Retyping should cover only the lines from the one containing "What data populates" through the final line of the records, with pictures omitted.
>>>
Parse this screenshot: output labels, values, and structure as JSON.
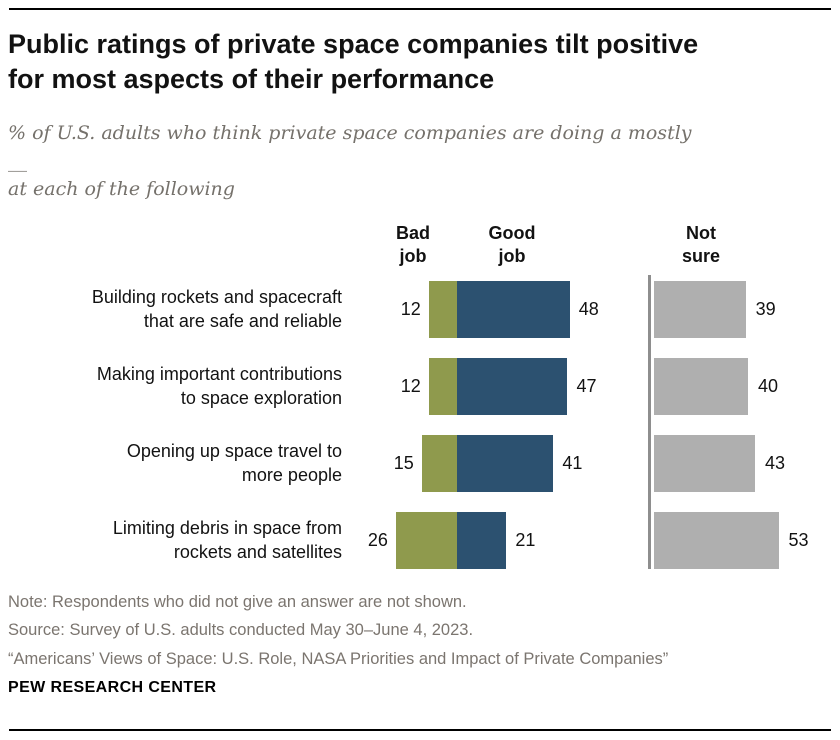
{
  "header": {
    "title": "Public ratings of private space companies tilt positive\nfor most aspects of their performance",
    "subtitle": "% of U.S. adults who think private space companies are doing a mostly __\nat each of the following"
  },
  "chart_data": {
    "type": "bar",
    "variant": "diverging-horizontal",
    "unit": "%",
    "value_labels_shown": true,
    "axes_hidden": true,
    "categories": [
      "Building rockets and spacecraft\nthat are safe and reliable",
      "Making important contributions\nto space exploration",
      "Opening up space travel to\nmore people",
      "Limiting debris in space from\nrockets and satellites"
    ],
    "series": [
      {
        "name": "Bad job",
        "values": [
          12,
          12,
          15,
          26
        ],
        "color": "#8f9a4d"
      },
      {
        "name": "Good job",
        "values": [
          48,
          47,
          41,
          21
        ],
        "color": "#2c5170"
      },
      {
        "name": "Not sure",
        "values": [
          39,
          40,
          43,
          53
        ],
        "color": "#afafaf"
      }
    ]
  },
  "notes": {
    "note": "Note: Respondents who did not give an answer are not shown.",
    "source": "Source: Survey of U.S. adults conducted May 30–June 4, 2023.",
    "report": "“Americans’ Views of Space: U.S. Role, NASA Priorities and Impact of Private Companies”"
  },
  "footer": {
    "brand": "PEW RESEARCH CENTER"
  }
}
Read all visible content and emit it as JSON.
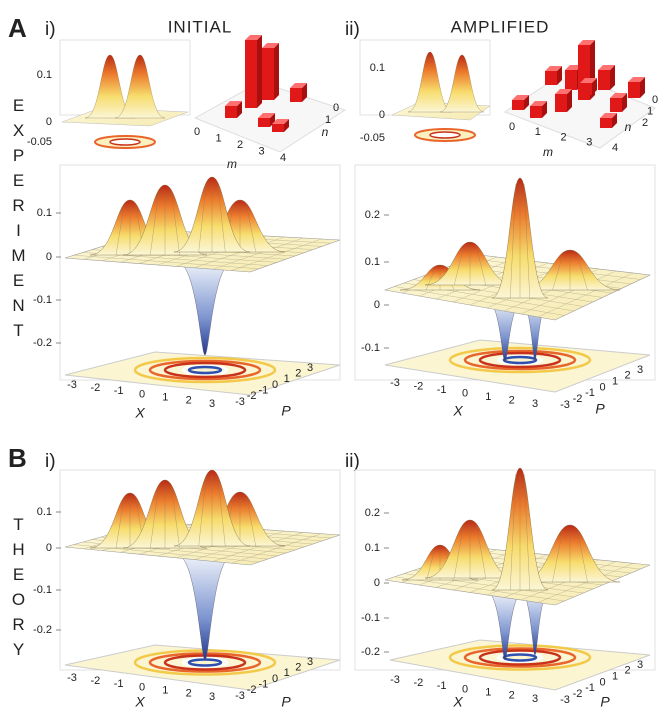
{
  "columns": [
    {
      "label": "i)",
      "title": "INITIAL"
    },
    {
      "label": "ii)",
      "title": "AMPLIFIED"
    }
  ],
  "rows": [
    {
      "letter": "A",
      "label": "EXPERIMENT"
    },
    {
      "letter": "B",
      "label": "THEORY"
    }
  ],
  "insets": [
    {
      "z_ticks": [
        "0.1",
        "0",
        "-0.05"
      ],
      "m_label": "m",
      "n_label": "n",
      "m_ticks": [
        "0",
        "1",
        "2",
        "3",
        "4"
      ],
      "n_ticks": [
        "0",
        "1"
      ]
    },
    {
      "z_ticks": [
        "0.1",
        "0",
        "-0.05"
      ],
      "m_label": "m",
      "n_label": "n",
      "m_ticks": [
        "0",
        "1",
        "2",
        "3",
        "4"
      ],
      "n_ticks": [
        "0",
        "1",
        "2"
      ]
    }
  ],
  "panels": [
    {
      "z_ticks": [
        "0.1",
        "0",
        "-0.1",
        "-0.2"
      ],
      "x_label": "X",
      "p_label": "P",
      "x_ticks": [
        "-3",
        "-2",
        "-1",
        "0",
        "1",
        "2",
        "3"
      ],
      "p_ticks": [
        "-3",
        "-2",
        "-1",
        "0",
        "1",
        "2",
        "3"
      ]
    },
    {
      "z_ticks": [
        "0.2",
        "0.1",
        "0",
        "-0.1"
      ],
      "x_label": "X",
      "p_label": "P",
      "x_ticks": [
        "-3",
        "-2",
        "-1",
        "0",
        "1",
        "2",
        "3"
      ],
      "p_ticks": [
        "-3",
        "-2",
        "-1",
        "0",
        "1",
        "2",
        "3"
      ]
    },
    {
      "z_ticks": [
        "0.1",
        "0",
        "-0.1",
        "-0.2"
      ],
      "x_label": "X",
      "p_label": "P",
      "x_ticks": [
        "-3",
        "-2",
        "-1",
        "0",
        "1",
        "2",
        "3"
      ],
      "p_ticks": [
        "-3",
        "-2",
        "-1",
        "0",
        "1",
        "2",
        "3"
      ]
    },
    {
      "z_ticks": [
        "0.2",
        "0.1",
        "0",
        "-0.1",
        "-0.2"
      ],
      "x_label": "X",
      "p_label": "P",
      "x_ticks": [
        "-3",
        "-2",
        "-1",
        "0",
        "1",
        "2",
        "3"
      ],
      "p_ticks": [
        "-3",
        "-2",
        "-1",
        "0",
        "1",
        "2",
        "3"
      ]
    }
  ]
}
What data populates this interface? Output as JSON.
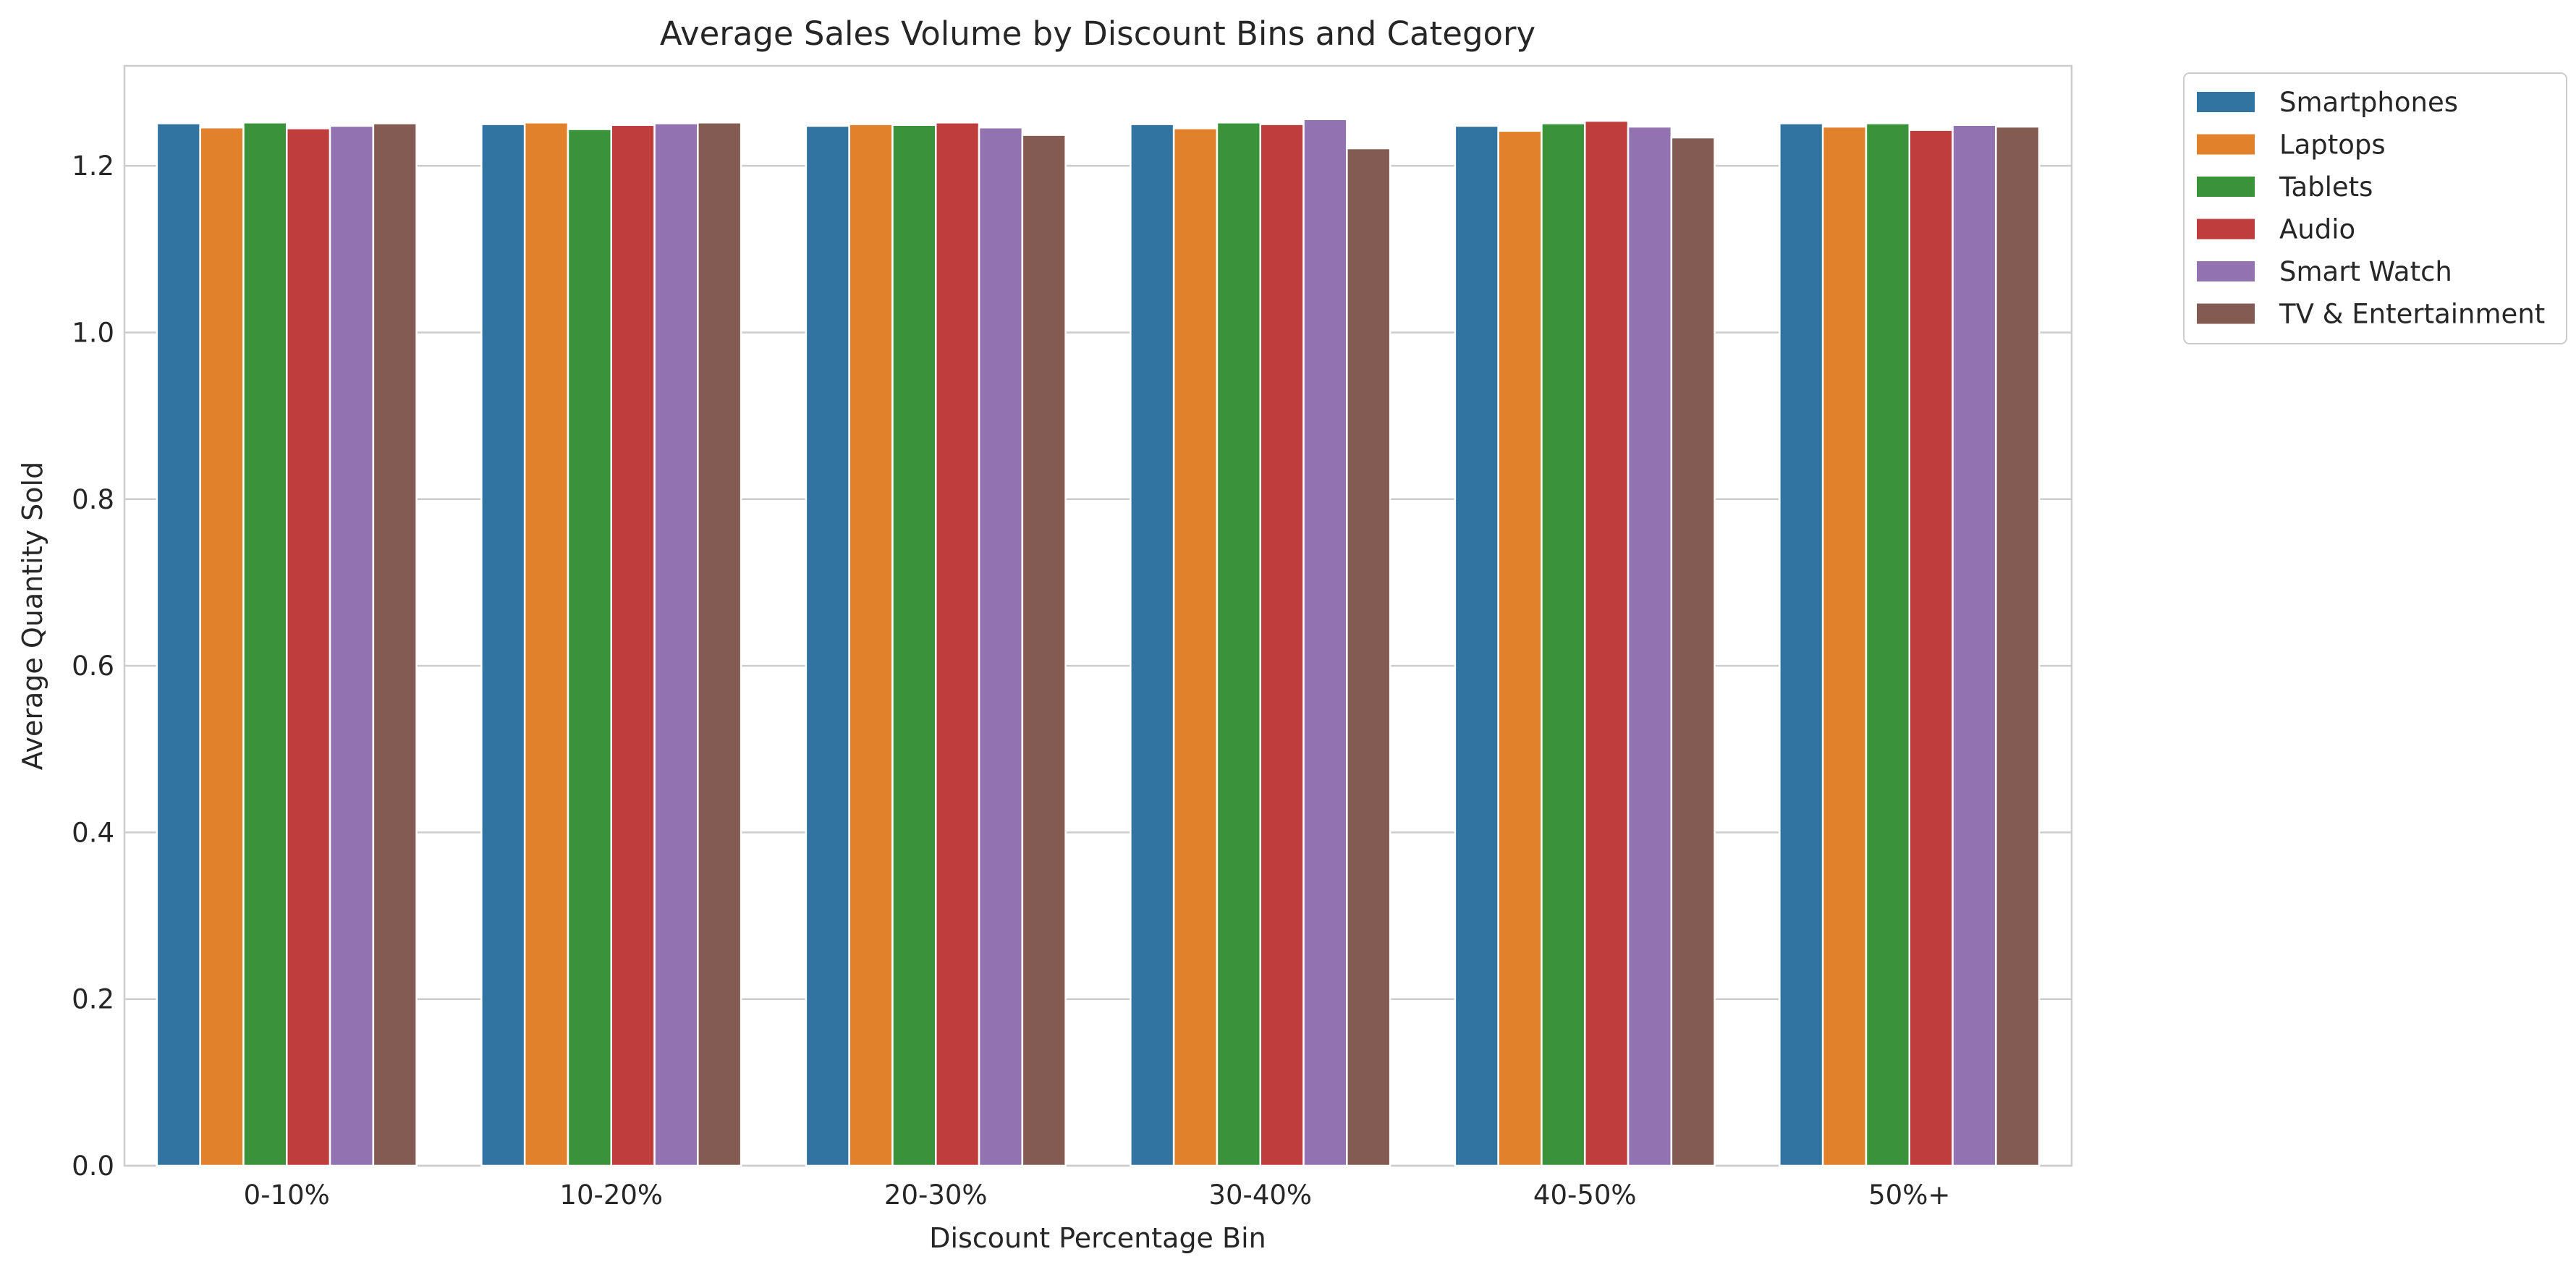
{
  "chart_data": {
    "type": "bar",
    "title": "Average Sales Volume by Discount Bins and Category",
    "xlabel": "Discount Percentage Bin",
    "ylabel": "Average Quantity Sold",
    "categories": [
      "0-10%",
      "10-20%",
      "20-30%",
      "30-40%",
      "40-50%",
      "50%+"
    ],
    "ylim": [
      0,
      1.32
    ],
    "yticks": [
      "0.0",
      "0.2",
      "0.4",
      "0.6",
      "0.8",
      "1.0",
      "1.2"
    ],
    "grid": true,
    "legend_position": "outside-top-right",
    "series": [
      {
        "name": "Smartphones",
        "color": "#3274a1",
        "values": [
          1.251,
          1.25,
          1.248,
          1.25,
          1.248,
          1.251
        ]
      },
      {
        "name": "Laptops",
        "color": "#e1812c",
        "values": [
          1.246,
          1.252,
          1.25,
          1.245,
          1.242,
          1.247
        ]
      },
      {
        "name": "Tablets",
        "color": "#3a923a",
        "values": [
          1.252,
          1.244,
          1.249,
          1.252,
          1.251,
          1.251
        ]
      },
      {
        "name": "Audio",
        "color": "#c03d3e",
        "values": [
          1.245,
          1.249,
          1.252,
          1.25,
          1.254,
          1.243
        ]
      },
      {
        "name": "Smart Watch",
        "color": "#9372b2",
        "values": [
          1.248,
          1.251,
          1.246,
          1.256,
          1.247,
          1.249
        ]
      },
      {
        "name": "TV & Entertainment",
        "color": "#845b53",
        "values": [
          1.251,
          1.252,
          1.237,
          1.221,
          1.234,
          1.247
        ]
      }
    ]
  }
}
<<<
* **Solution for this problem**:
What data populates this interface? Output as JSON.
{
  "chart_data": {
    "type": "bar",
    "title": "Average Sales Volume by Discount Bins and Category",
    "xlabel": "Discount Percentage Bin",
    "ylabel": "Average Quantity Sold",
    "categories": [
      "0-10%",
      "10-20%",
      "20-30%",
      "30-40%",
      "40-50%",
      "50%+"
    ],
    "ylim": [
      0,
      1.32
    ],
    "yticks": [
      "0.0",
      "0.2",
      "0.4",
      "0.6",
      "0.8",
      "1.0",
      "1.2"
    ],
    "grid": true,
    "legend_position": "outside-top-right",
    "series": [
      {
        "name": "Smartphones",
        "color": "#3274a1",
        "values": [
          1.251,
          1.25,
          1.248,
          1.25,
          1.248,
          1.251
        ]
      },
      {
        "name": "Laptops",
        "color": "#e1812c",
        "values": [
          1.246,
          1.252,
          1.25,
          1.245,
          1.242,
          1.247
        ]
      },
      {
        "name": "Tablets",
        "color": "#3a923a",
        "values": [
          1.252,
          1.244,
          1.249,
          1.252,
          1.251,
          1.251
        ]
      },
      {
        "name": "Audio",
        "color": "#c03d3e",
        "values": [
          1.245,
          1.249,
          1.252,
          1.25,
          1.254,
          1.243
        ]
      },
      {
        "name": "Smart Watch",
        "color": "#9372b2",
        "values": [
          1.248,
          1.251,
          1.246,
          1.256,
          1.247,
          1.249
        ]
      },
      {
        "name": "TV & Entertainment",
        "color": "#845b53",
        "values": [
          1.251,
          1.252,
          1.237,
          1.221,
          1.234,
          1.247
        ]
      }
    ]
  }
}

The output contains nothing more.